Aim
Identify, in the records below, every line where the string "vegetable" appears, and copy each such line.

Excerpted records
* * * * *
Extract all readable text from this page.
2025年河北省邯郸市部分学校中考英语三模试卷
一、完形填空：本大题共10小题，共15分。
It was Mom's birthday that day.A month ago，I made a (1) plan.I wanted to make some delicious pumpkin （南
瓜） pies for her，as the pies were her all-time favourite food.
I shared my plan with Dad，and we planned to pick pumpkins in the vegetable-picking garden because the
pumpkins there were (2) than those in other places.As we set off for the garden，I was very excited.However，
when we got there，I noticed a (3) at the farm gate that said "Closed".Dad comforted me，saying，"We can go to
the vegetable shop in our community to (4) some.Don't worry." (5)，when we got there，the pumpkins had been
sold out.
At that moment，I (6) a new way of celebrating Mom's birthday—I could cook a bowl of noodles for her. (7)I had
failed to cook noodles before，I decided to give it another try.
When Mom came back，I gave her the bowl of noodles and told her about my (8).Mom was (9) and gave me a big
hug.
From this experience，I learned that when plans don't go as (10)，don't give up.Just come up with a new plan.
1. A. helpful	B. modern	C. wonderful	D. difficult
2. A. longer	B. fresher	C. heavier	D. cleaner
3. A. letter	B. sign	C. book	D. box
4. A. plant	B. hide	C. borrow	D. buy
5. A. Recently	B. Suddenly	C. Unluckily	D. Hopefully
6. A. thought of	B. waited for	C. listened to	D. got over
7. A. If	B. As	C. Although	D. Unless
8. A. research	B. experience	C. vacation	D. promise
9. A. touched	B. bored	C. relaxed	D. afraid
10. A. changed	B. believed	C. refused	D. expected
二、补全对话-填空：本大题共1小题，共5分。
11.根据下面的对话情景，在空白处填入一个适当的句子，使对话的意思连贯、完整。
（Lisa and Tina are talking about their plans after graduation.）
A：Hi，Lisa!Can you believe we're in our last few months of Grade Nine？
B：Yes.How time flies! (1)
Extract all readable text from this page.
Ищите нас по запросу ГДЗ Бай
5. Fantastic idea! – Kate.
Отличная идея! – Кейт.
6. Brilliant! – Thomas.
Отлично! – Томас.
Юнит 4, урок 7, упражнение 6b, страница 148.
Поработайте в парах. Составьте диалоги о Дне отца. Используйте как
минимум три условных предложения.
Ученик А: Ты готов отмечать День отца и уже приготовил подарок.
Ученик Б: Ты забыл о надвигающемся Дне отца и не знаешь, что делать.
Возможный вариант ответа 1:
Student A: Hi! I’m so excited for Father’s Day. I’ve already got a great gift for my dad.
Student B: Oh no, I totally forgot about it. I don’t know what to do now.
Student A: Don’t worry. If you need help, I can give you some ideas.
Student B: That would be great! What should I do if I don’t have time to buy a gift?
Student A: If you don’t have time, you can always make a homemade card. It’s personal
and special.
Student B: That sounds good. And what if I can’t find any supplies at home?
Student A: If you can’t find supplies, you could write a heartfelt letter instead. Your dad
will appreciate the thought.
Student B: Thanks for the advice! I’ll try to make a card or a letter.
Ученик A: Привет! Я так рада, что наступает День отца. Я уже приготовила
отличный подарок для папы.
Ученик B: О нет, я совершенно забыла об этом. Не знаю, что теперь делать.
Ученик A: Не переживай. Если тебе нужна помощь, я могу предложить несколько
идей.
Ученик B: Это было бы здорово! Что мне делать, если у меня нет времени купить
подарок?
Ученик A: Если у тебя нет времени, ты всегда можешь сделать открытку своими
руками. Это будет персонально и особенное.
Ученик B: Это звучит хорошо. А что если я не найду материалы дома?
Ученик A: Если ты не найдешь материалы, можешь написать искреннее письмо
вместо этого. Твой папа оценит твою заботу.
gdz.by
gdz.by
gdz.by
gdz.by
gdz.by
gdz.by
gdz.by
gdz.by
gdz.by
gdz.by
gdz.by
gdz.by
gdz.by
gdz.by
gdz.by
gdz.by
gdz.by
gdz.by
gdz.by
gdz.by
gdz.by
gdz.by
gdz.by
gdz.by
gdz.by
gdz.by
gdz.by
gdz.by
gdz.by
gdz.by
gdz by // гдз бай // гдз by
* * * * *
Solution to this exercise
I shared my plan with Dad，and we planned to pick pumpkins in the vegetable-picking garden because the
the vegetable shop in our community to (4) some.Don't worry." (5)，when we got there，the pumpkins had been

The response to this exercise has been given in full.